## Task statement
Reproduce the records below in full and without edits, omitting images.

[Saved entries]
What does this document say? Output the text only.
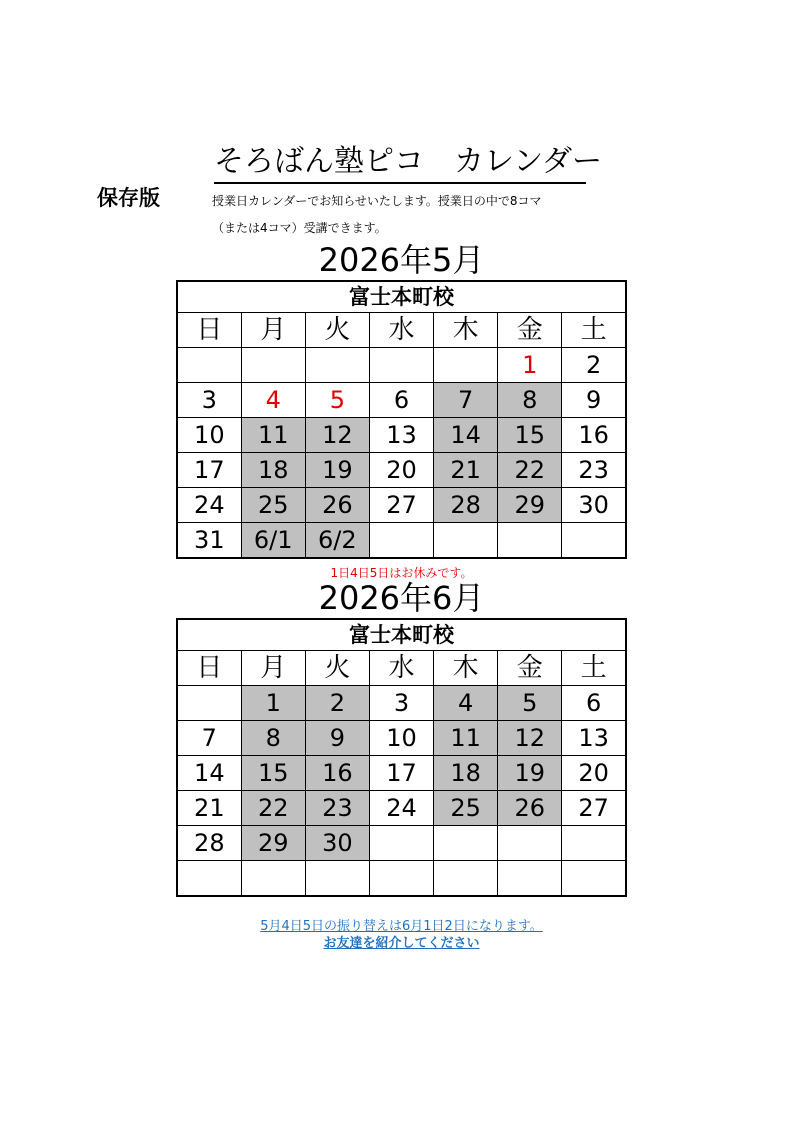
そろばん塾ピコ　カレンダー
保存版	授業日カレンダーでお知らせいたします。授業日の中で8コマ
（または4コマ）受講できます。
2026年5月
富士本町校						
日	月	火	水	木	金	土
					1	2
3	4	5	6	7	8	9
10	11	12	13	14	15	16
17	18	19	20	21	22	23
24	25	26	27	28	29	30
31	6/1	6/2				
1日4日5日はお休みです。
2026年6月
富士本町校						
日	月	火	水	木	金	土
	1	2	3	4	5	6
7	8	9	10	11	12	13
14	15	16	17	18	19	20
21	22	23	24	25	26	27
28	29	30				

5月4日5日の振り替えは6月1日2日になります。
お友達を紹介してください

## Result
What does this document say? Output the text only.
そろばん塾ピコ　カレンダー
保存版	授業日カレンダーでお知らせいたします。授業日の中で8コマ
（または4コマ）受講できます。
2026年5月
富士本町校						
日	月	火	水	木	金	土
					1	2
3	4	5	6	7	8	9
10	11	12	13	14	15	16
17	18	19	20	21	22	23
24	25	26	27	28	29	30
31	6/1	6/2				
1日4日5日はお休みです。
2026年6月
富士本町校						
日	月	火	水	木	金	土
	1	2	3	4	5	6
7	8	9	10	11	12	13
14	15	16	17	18	19	20
21	22	23	24	25	26	27
28	29	30				

5月4日5日の振り替えは6月1日2日になります。
お友達を紹介してください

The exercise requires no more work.